>> Start DATA FOR PROCESSING

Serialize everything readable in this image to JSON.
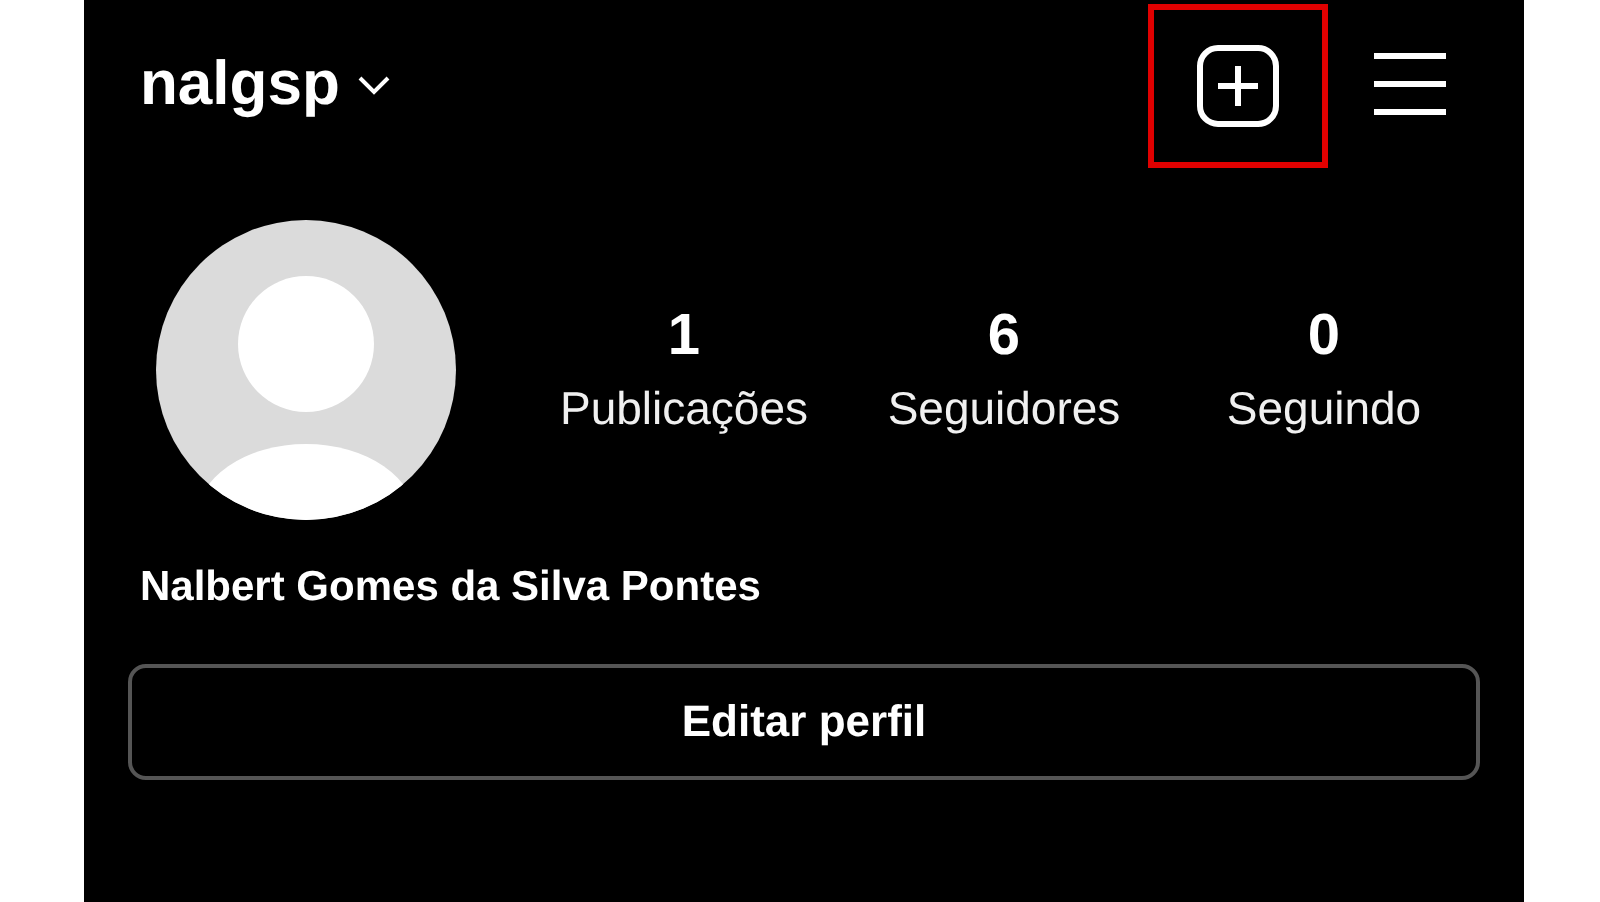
{
  "header": {
    "username": "nalgsp",
    "new_post": {
      "highlighted": true
    }
  },
  "profile": {
    "stats": [
      {
        "value": "1",
        "label": "Publicações"
      },
      {
        "value": "6",
        "label": "Seguidores"
      },
      {
        "value": "0",
        "label": "Seguindo"
      }
    ],
    "name": "Nalbert Gomes da Silva Pontes"
  },
  "edit_button": "Editar perfil"
}
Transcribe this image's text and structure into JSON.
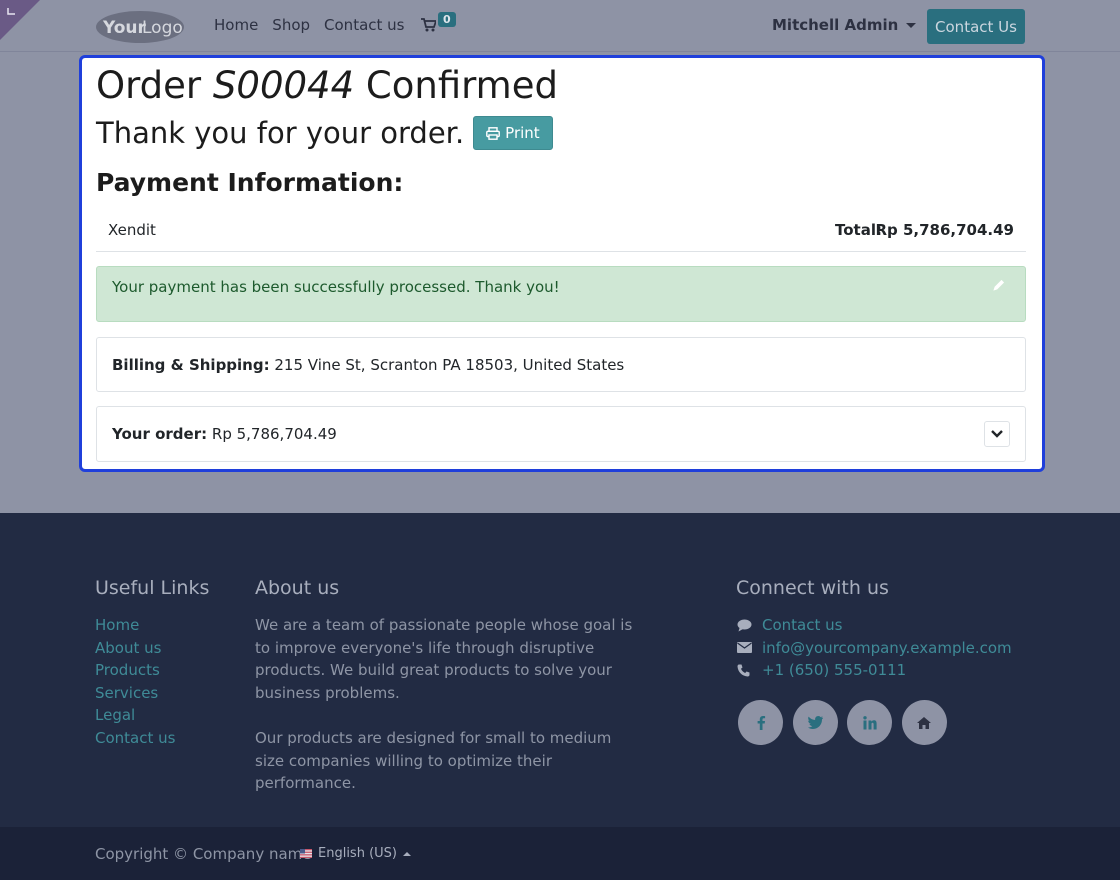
{
  "header": {
    "logo_text": "YourLogo",
    "nav": [
      "Home",
      "Shop",
      "Contact us"
    ],
    "cart_count": "0",
    "user_name": "Mitchell Admin",
    "contact_button": "Contact Us"
  },
  "order": {
    "title_prefix": "Order",
    "order_number": "S00044",
    "title_suffix": "Confirmed",
    "thank_you": "Thank you for your order.",
    "print_label": "Print",
    "payment_heading": "Payment Information:",
    "provider": "Xendit",
    "total_label": "Total:",
    "total_value": "Rp 5,786,704.49",
    "alert_message": "Your payment has been successfully processed. Thank you!",
    "billing_label": "Billing & Shipping:",
    "billing_address": "215 Vine St, Scranton PA 18503, United States",
    "your_order_label": "Your order:",
    "your_order_value": "Rp 5,786,704.49"
  },
  "footer": {
    "useful_links_heading": "Useful Links",
    "useful_links": [
      "Home",
      "About us",
      "Products",
      "Services",
      "Legal",
      "Contact us"
    ],
    "about_heading": "About us",
    "about_p1": "We are a team of passionate people whose goal is to improve everyone's life through disruptive products. We build great products to solve your business problems.",
    "about_p2": "Our products are designed for small to medium size companies willing to optimize their performance.",
    "connect_heading": "Connect with us",
    "connect": {
      "contact": "Contact us",
      "email": "info@yourcompany.example.com",
      "phone": "+1 (650) 555-0111"
    },
    "socials": [
      "facebook-icon",
      "twitter-icon",
      "linkedin-icon",
      "home-icon"
    ],
    "copyright": "Copyright © Company name",
    "language": "English (US)"
  },
  "colors": {
    "accent": "#2a6f7f",
    "focus_border": "#1f3fdb",
    "success_bg": "#cfe7d4",
    "footer_bg": "#222b43"
  }
}
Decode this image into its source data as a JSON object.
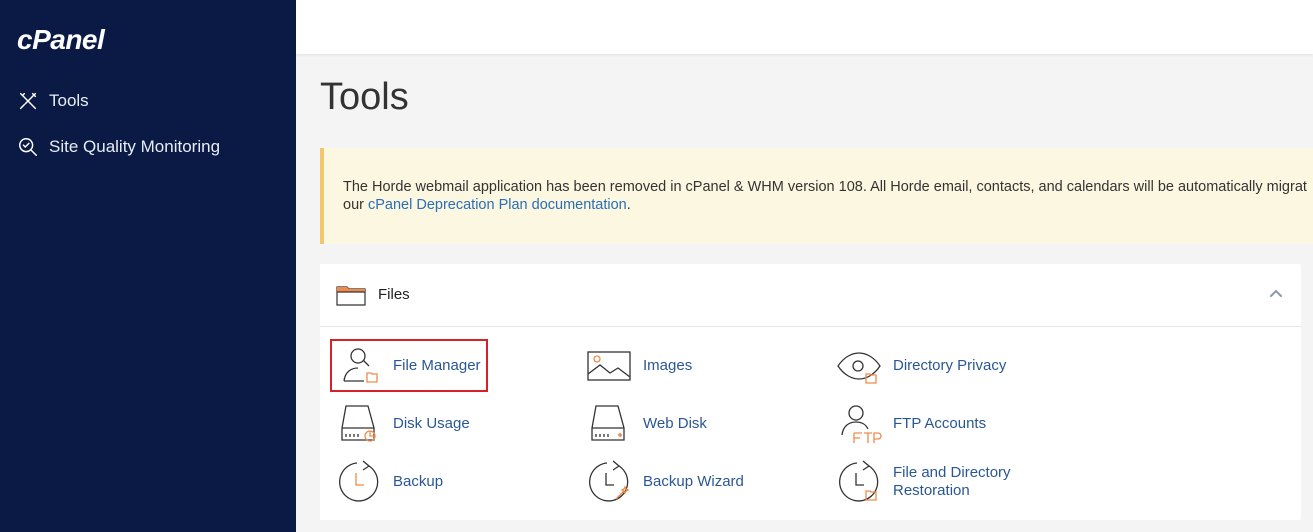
{
  "sidebar": {
    "logo": "cPanel",
    "items": [
      {
        "label": "Tools",
        "icon": "tools-icon"
      },
      {
        "label": "Site Quality Monitoring",
        "icon": "site-quality-icon"
      }
    ]
  },
  "main": {
    "title": "Tools",
    "notice": {
      "text_before": "The Horde webmail application has been removed in cPanel & WHM version 108. All Horde email, contacts, and calendars will be automatically migrat",
      "text_line2_prefix": "our ",
      "link_text": "cPanel Deprecation Plan documentation",
      "text_after": "."
    },
    "files_panel": {
      "title": "Files",
      "tools": [
        {
          "label": "File Manager",
          "icon": "file-manager-icon"
        },
        {
          "label": "Images",
          "icon": "images-icon"
        },
        {
          "label": "Directory Privacy",
          "icon": "directory-privacy-icon"
        },
        {
          "label": "Disk Usage",
          "icon": "disk-usage-icon"
        },
        {
          "label": "Web Disk",
          "icon": "web-disk-icon"
        },
        {
          "label": "FTP Accounts",
          "icon": "ftp-accounts-icon"
        },
        {
          "label": "Backup",
          "icon": "backup-icon"
        },
        {
          "label": "Backup Wizard",
          "icon": "backup-wizard-icon"
        },
        {
          "label_line1": "File and Directory",
          "label_line2": "Restoration",
          "icon": "file-directory-restoration-icon"
        }
      ]
    }
  },
  "colors": {
    "sidebar_bg": "#0b1a44",
    "link": "#2a5794",
    "accent_orange": "#f08a4b",
    "notice_bg": "#fcf7e1",
    "notice_border": "#f2c66d",
    "highlight": "#d52128"
  }
}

>> End DATA FOR PROCESSING

WRITTEN EXERCISE — Retype all of the entries exactly as written, leaving out any images.

REPLY TO THE EXERCISE —
Serialize everything readable in this image to JSON.
{
  "header": {
    "username": "nalgsp",
    "new_post": {
      "highlighted": true
    }
  },
  "profile": {
    "stats": [
      {
        "value": "1",
        "label": "Publicações"
      },
      {
        "value": "6",
        "label": "Seguidores"
      },
      {
        "value": "0",
        "label": "Seguindo"
      }
    ],
    "name": "Nalbert Gomes da Silva Pontes"
  },
  "edit_button": "Editar perfil"
}
Transcribe this image's text and structure into JSON.
{
  "header": {
    "logo_text": "YourLogo",
    "nav": [
      "Home",
      "Shop",
      "Contact us"
    ],
    "cart_count": "0",
    "user_name": "Mitchell Admin",
    "contact_button": "Contact Us"
  },
  "order": {
    "title_prefix": "Order",
    "order_number": "S00044",
    "title_suffix": "Confirmed",
    "thank_you": "Thank you for your order.",
    "print_label": "Print",
    "payment_heading": "Payment Information:",
    "provider": "Xendit",
    "total_label": "Total:",
    "total_value": "Rp 5,786,704.49",
    "alert_message": "Your payment has been successfully processed. Thank you!",
    "billing_label": "Billing & Shipping:",
    "billing_address": "215 Vine St, Scranton PA 18503, United States",
    "your_order_label": "Your order:",
    "your_order_value": "Rp 5,786,704.49"
  },
  "footer": {
    "useful_links_heading": "Useful Links",
    "useful_links": [
      "Home",
      "About us",
      "Products",
      "Services",
      "Legal",
      "Contact us"
    ],
    "about_heading": "About us",
    "about_p1": "We are a team of passionate people whose goal is to improve everyone's life through disruptive products. We build great products to solve your business problems.",
    "about_p2": "Our products are designed for small to medium size companies willing to optimize their performance.",
    "connect_heading": "Connect with us",
    "connect": {
      "contact": "Contact us",
      "email": "info@yourcompany.example.com",
      "phone": "+1 (650) 555-0111"
    },
    "socials": [
      "facebook-icon",
      "twitter-icon",
      "linkedin-icon",
      "home-icon"
    ],
    "copyright": "Copyright © Company name",
    "language": "English (US)"
  },
  "colors": {
    "accent": "#2a6f7f",
    "focus_border": "#1f3fdb",
    "success_bg": "#cfe7d4",
    "footer_bg": "#222b43"
  }
}
Decode this image into its source data as a JSON object.
{
  "sidebar": {
    "logo": "cPanel",
    "items": [
      {
        "label": "Tools",
        "icon": "tools-icon"
      },
      {
        "label": "Site Quality Monitoring",
        "icon": "site-quality-icon"
      }
    ]
  },
  "main": {
    "title": "Tools",
    "notice": {
      "text_before": "The Horde webmail application has been removed in cPanel & WHM version 108. All Horde email, contacts, and calendars will be automatically migrat",
      "text_line2_prefix": "our ",
      "link_text": "cPanel Deprecation Plan documentation",
      "text_after": "."
    },
    "files_panel": {
      "title": "Files",
      "tools": [
        {
          "label": "File Manager",
          "icon": "file-manager-icon"
        },
        {
          "label": "Images",
          "icon": "images-icon"
        },
        {
          "label": "Directory Privacy",
          "icon": "directory-privacy-icon"
        },
        {
          "label": "Disk Usage",
          "icon": "disk-usage-icon"
        },
        {
          "label": "Web Disk",
          "icon": "web-disk-icon"
        },
        {
          "label": "FTP Accounts",
          "icon": "ftp-accounts-icon"
        },
        {
          "label": "Backup",
          "icon": "backup-icon"
        },
        {
          "label": "Backup Wizard",
          "icon": "backup-wizard-icon"
        },
        {
          "label_line1": "File and Directory",
          "label_line2": "Restoration",
          "icon": "file-directory-restoration-icon"
        }
      ]
    }
  },
  "colors": {
    "sidebar_bg": "#0b1a44",
    "link": "#2a5794",
    "accent_orange": "#f08a4b",
    "notice_bg": "#fcf7e1",
    "notice_border": "#f2c66d",
    "highlight": "#d52128"
  }
}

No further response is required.